The six-year gap between Part 2 and Part 3 led some to speculate that the series had come to an end, until the announcement came that JJ Abrams--known for his varied work in TV and his ability to juggle multiple genres--was making his feature film debut with Part 3. With its fresh narration--the decision to begin the film in medias res and introducing us to a side of Ethan Hunt we never saw before--it was undoubtedly a huge improvement over Part 2. We got to know that, unlike James Bond, Hunt is not a loner; he has a girlfriend and parties with his friends.
The new template created by Abrams took the series in a new, and welcome, direction. Abrams' inclusion (he is now a co-producer on the series) fixed a lot of the issues that plagued Part 2. As in Alias, the TV series he created, Abrams gave his female characters something to do instead of treating them as mere embellishments (one of the major flaws of Part 2). Also, the biggest plus of Part 3 was the casting of Phillip Seymour Hoffman as the antagonist. None of the bad guys in the other films managed to radiate the same level of palpable coldness and ruthlessness which Hoffman displayed. There was a dimension to him that set him apart from the other stock villains in the series and his presence more than made up for the lack of memorable action set-pieces. Though filming action is not exactly one of Abrams' strong suits, he possessed a knack for creating urgency through his kinetic camera work.

## Excerpted records
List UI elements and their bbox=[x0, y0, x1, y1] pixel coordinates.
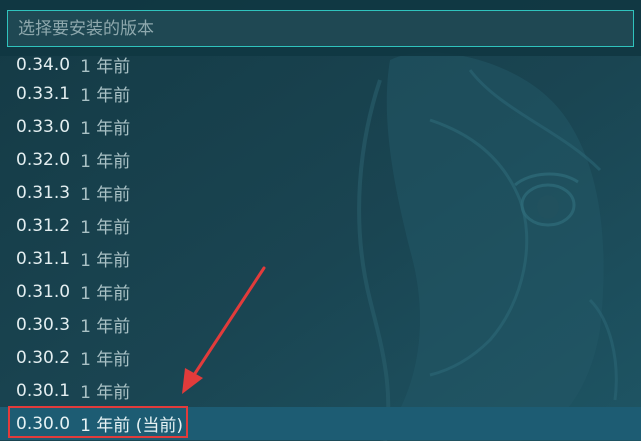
version-number: 0.33.1 bbox=[16, 83, 71, 104]
version-number: 0.31.2 bbox=[16, 215, 71, 236]
version-search-input[interactable] bbox=[7, 10, 634, 47]
list-item[interactable]: 0.30.2 1 年前 bbox=[0, 341, 641, 374]
list-item[interactable]: 0.31.2 1 年前 bbox=[0, 209, 641, 242]
version-age: 1 年前 bbox=[80, 119, 131, 139]
version-age: 1 年前 bbox=[80, 383, 131, 403]
version-number: 0.30.0 bbox=[16, 413, 71, 434]
version-number: 0.30.2 bbox=[16, 347, 71, 368]
version-age: 1 年前 bbox=[80, 317, 131, 337]
list-item[interactable]: 0.30.3 1 年前 bbox=[0, 308, 641, 341]
version-age: 1 年前 bbox=[80, 218, 131, 238]
version-number: 0.31.3 bbox=[16, 182, 71, 203]
version-picker: 0.34.0 1 年前 0.33.1 1 年前 0.33.0 1 年前 0.32… bbox=[0, 0, 641, 441]
version-age: 1 年前 bbox=[80, 251, 131, 271]
version-age: 1 年前 bbox=[80, 350, 131, 370]
version-number: 0.30.1 bbox=[16, 380, 71, 401]
list-item[interactable]: 0.31.1 1 年前 bbox=[0, 242, 641, 275]
version-number: 0.33.0 bbox=[16, 116, 71, 137]
list-item[interactable]: 0.32.0 1 年前 bbox=[0, 143, 641, 176]
version-age: 1 年前 bbox=[80, 185, 131, 205]
version-age: 1 年前 bbox=[80, 86, 131, 106]
version-number: 0.34.0 bbox=[16, 56, 71, 75]
version-age: 1 年前 bbox=[80, 152, 131, 172]
list-item[interactable]: 0.33.0 1 年前 bbox=[0, 110, 641, 143]
version-number: 0.31.1 bbox=[16, 248, 71, 269]
list-item[interactable]: 0.30.1 1 年前 bbox=[0, 374, 641, 407]
version-age: 1 年前 (当前) bbox=[80, 416, 183, 436]
list-item[interactable]: 0.33.1 1 年前 bbox=[0, 77, 641, 110]
version-age: 1 年前 bbox=[80, 57, 131, 77]
version-number: 0.32.0 bbox=[16, 149, 71, 170]
version-age: 1 年前 bbox=[80, 284, 131, 304]
search-bar bbox=[0, 0, 641, 56]
version-number: 0.31.0 bbox=[16, 281, 71, 302]
list-item-current[interactable]: 0.30.0 1 年前 (当前) bbox=[0, 407, 641, 440]
version-number: 0.30.3 bbox=[16, 314, 71, 335]
version-list: 0.34.0 1 年前 0.33.1 1 年前 0.33.0 1 年前 0.32… bbox=[0, 56, 641, 441]
list-item[interactable]: 0.31.3 1 年前 bbox=[0, 176, 641, 209]
list-item[interactable]: 0.31.0 1 年前 bbox=[0, 275, 641, 308]
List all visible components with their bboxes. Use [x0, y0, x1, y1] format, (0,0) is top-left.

## Exercise prompt
Write out the passage from the Mission: Impossible film review exactly, starting with "The six-year gap" and going on through "with his friends.".

## Response to the exercise
The six-year gap between Part 2 and Part 3 led some to speculate that the series had come to an end, until the announcement came that JJ Abrams--known for his varied work in TV and his ability to juggle multiple genres--was making his feature film debut with Part 3. With its fresh narration--the decision to begin the film in medias res and introducing us to a side of Ethan Hunt we never saw before--it was undoubtedly a huge improvement over Part 2. We got to know that, unlike James Bond, Hunt is not a loner; he has a girlfriend and parties with his friends.